Requirement – Type out the complete listing below word for word, without its pictures.
** Begin Material for this exercise **
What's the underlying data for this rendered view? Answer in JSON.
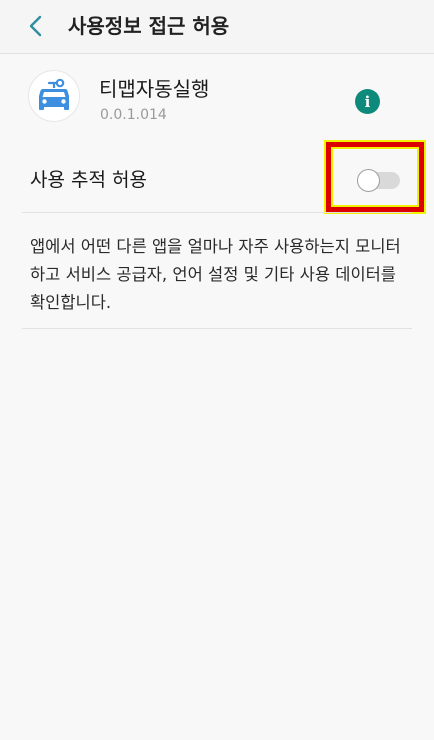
{
  "header": {
    "title": "사용정보 접근 허용"
  },
  "app": {
    "name": "티맵자동실행",
    "version": "0.0.1.014",
    "info_icon_glyph": "i"
  },
  "usage_tracking": {
    "label": "사용 추적 허용",
    "enabled": false
  },
  "description": {
    "text": "앱에서 어떤 다른 앱을 얼마나 자주 사용하는지 모니터하고 서비스 공급자, 언어 설정 및 기타 사용 데이터를 확인합니다."
  },
  "colors": {
    "accent": "#0e8a7c",
    "back_chevron": "#2f8f9d",
    "app_icon_blue": "#3f8fe0",
    "highlight_border": "#dd0000",
    "highlight_glow": "#f2f200"
  }
}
** End Material for this exercise **
Solution to the exercise –
What's the underlying data for this rendered view? Answer in JSON.
{
  "header": {
    "title": "사용정보 접근 허용"
  },
  "app": {
    "name": "티맵자동실행",
    "version": "0.0.1.014",
    "info_icon_glyph": "i"
  },
  "usage_tracking": {
    "label": "사용 추적 허용",
    "enabled": false
  },
  "description": {
    "text": "앱에서 어떤 다른 앱을 얼마나 자주 사용하는지 모니터하고 서비스 공급자, 언어 설정 및 기타 사용 데이터를 확인합니다."
  },
  "colors": {
    "accent": "#0e8a7c",
    "back_chevron": "#2f8f9d",
    "app_icon_blue": "#3f8fe0",
    "highlight_border": "#dd0000",
    "highlight_glow": "#f2f200"
  }
}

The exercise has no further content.